**AIM OF THE EXERCISE**
Copy out all the lines where "Branco" shows up.

**RECORDS FOR PROCESSING**

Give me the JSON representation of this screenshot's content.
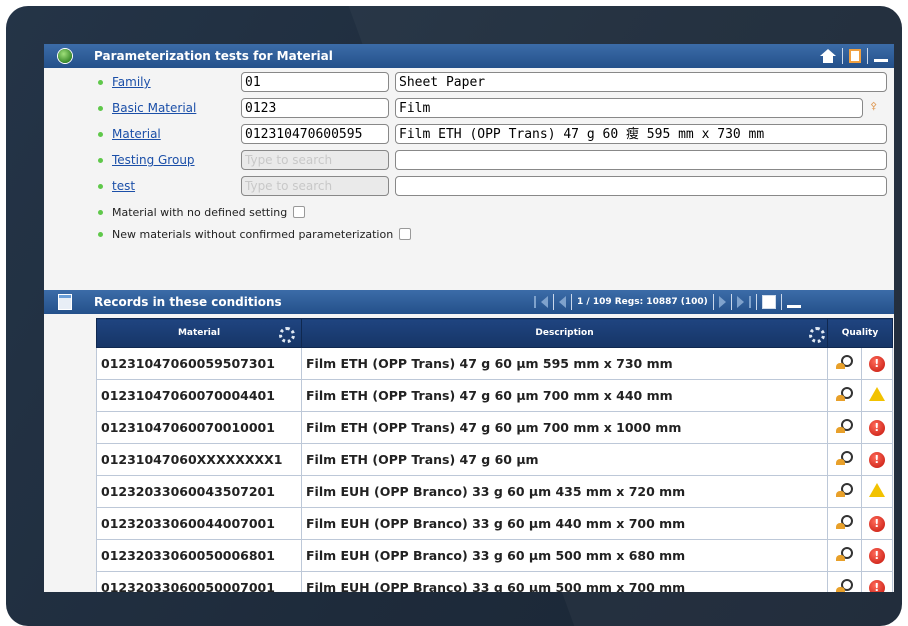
{
  "panel": {
    "title": "Parameterization tests for Material"
  },
  "form": {
    "family": {
      "label": "Family",
      "code": "01",
      "desc": "Sheet Paper"
    },
    "basic_material": {
      "label": "Basic Material",
      "code": "0123",
      "desc": "Film"
    },
    "material": {
      "label": "Material",
      "code": "012310470600595",
      "desc": "Film ETH (OPP Trans) 47 g 60 瘦 595 mm x 730 mm"
    },
    "testing_group": {
      "label": "Testing Group",
      "placeholder": "Type to search",
      "desc": ""
    },
    "test": {
      "label": "test",
      "placeholder": "Type to search",
      "desc": ""
    },
    "no_setting_label": "Material with no defined setting",
    "new_materials_label": "New materials without confirmed parameterization"
  },
  "records": {
    "title": "Records in these conditions",
    "pager_text": "1 / 109  Regs: 10887  (100)",
    "columns": {
      "material": "Material",
      "description": "Description",
      "quality": "Quality"
    },
    "rows": [
      {
        "material": "01231047060059507301",
        "description": "Film ETH (OPP Trans) 47 g 60 μm 595 mm x 730 mm",
        "status": "error"
      },
      {
        "material": "01231047060070004401",
        "description": "Film ETH (OPP Trans) 47 g 60 μm 700 mm x 440 mm",
        "status": "warning"
      },
      {
        "material": "01231047060070010001",
        "description": "Film ETH (OPP Trans) 47 g 60 μm 700 mm x 1000 mm",
        "status": "error"
      },
      {
        "material": "01231047060XXXXXXXX1",
        "description": "Film ETH (OPP Trans) 47 g 60 μm",
        "status": "error"
      },
      {
        "material": "01232033060043507201",
        "description": "Film EUH (OPP Branco) 33 g 60 μm 435 mm x 720 mm",
        "status": "warning"
      },
      {
        "material": "01232033060044007001",
        "description": "Film EUH (OPP Branco) 33 g 60 μm 440 mm x 700 mm",
        "status": "error"
      },
      {
        "material": "01232033060050006801",
        "description": "Film EUH (OPP Branco) 33 g 60 μm 500 mm x 680 mm",
        "status": "error"
      },
      {
        "material": "01232033060050007001",
        "description": "Film EUH (OPP Branco) 33 g 60 μm 500 mm x 700 mm",
        "status": "error"
      }
    ]
  },
  "colors": {
    "header_blue": "#2b5b96",
    "error_red": "#d0201a",
    "warning_yellow": "#f2c200",
    "bullet_green": "#5fc84a"
  }
}
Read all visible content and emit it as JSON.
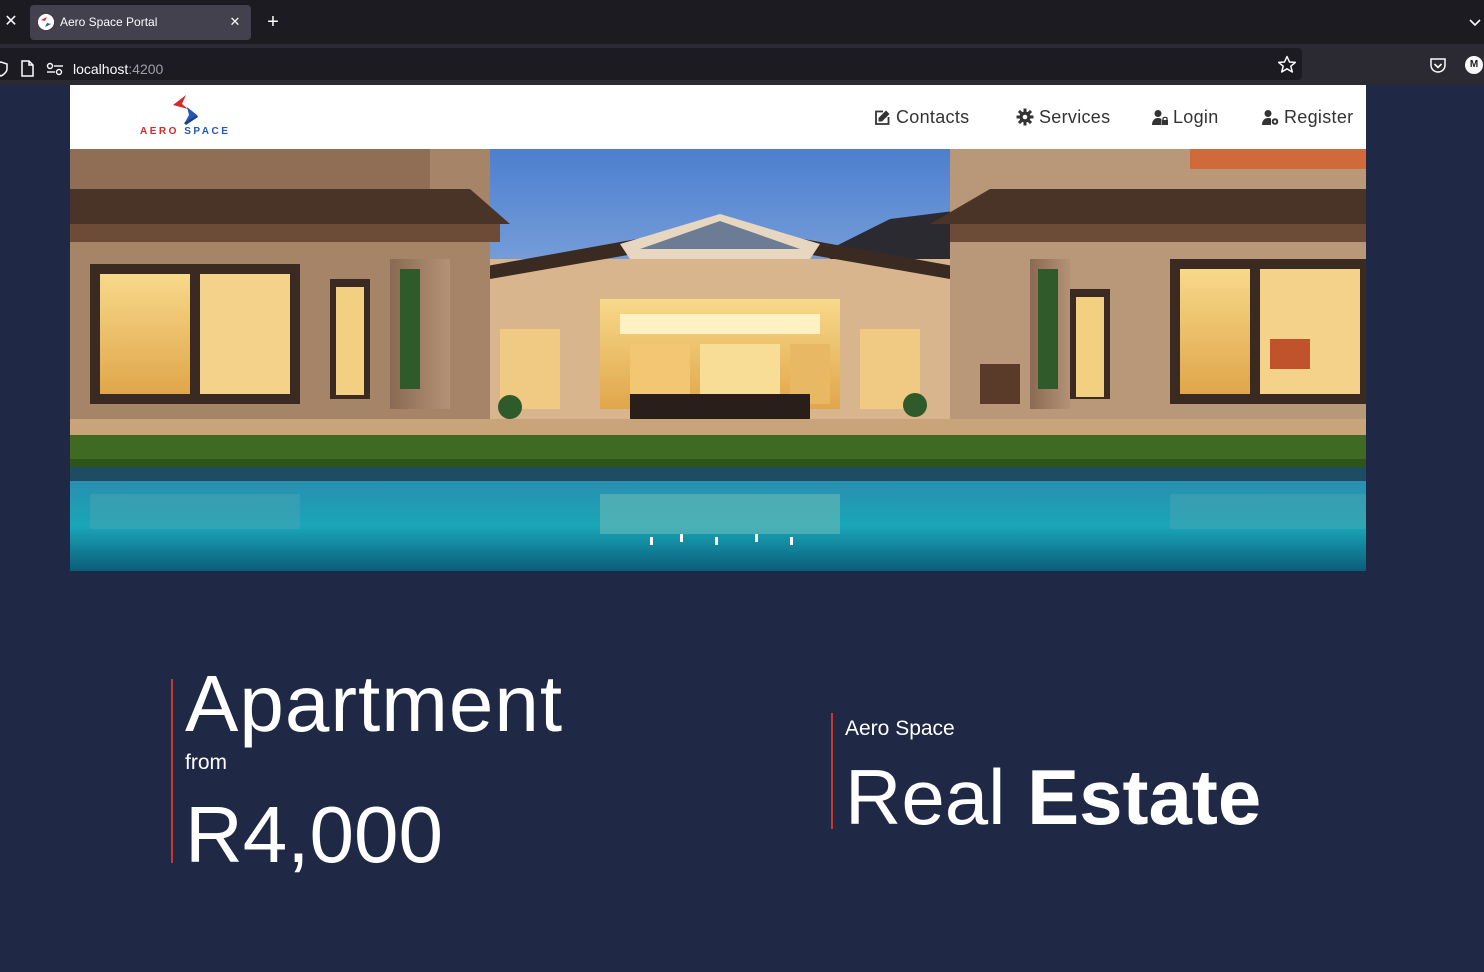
{
  "browser": {
    "tab_title": "Aero Space Portal",
    "url_host": "localhost",
    "url_port": ":4200",
    "account_initial": "M"
  },
  "logo": {
    "word1": "AERO",
    "word2": "SPACE"
  },
  "nav": {
    "contacts": "Contacts",
    "services": "Services",
    "login": "Login",
    "register": "Register"
  },
  "offer": {
    "title": "Apartment",
    "from": "from",
    "price": "R4,000"
  },
  "brand": {
    "small": "Aero Space",
    "word1": "Real",
    "word2": "Estate"
  },
  "colors": {
    "page_bg": "#1f2945",
    "accent_line": "#c8372d",
    "logo_red": "#d42a2a",
    "logo_blue": "#2458b4"
  }
}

**THE COMPLETED TASK**
        "description": "Film EUH (OPP Branco) 33 g 60 μm 435 mm x 720 mm",
        "description": "Film EUH (OPP Branco) 33 g 60 μm 440 mm x 700 mm",
        "description": "Film EUH (OPP Branco) 33 g 60 μm 500 mm x 680 mm",
        "description": "Film EUH (OPP Branco) 33 g 60 μm 500 mm x 700 mm",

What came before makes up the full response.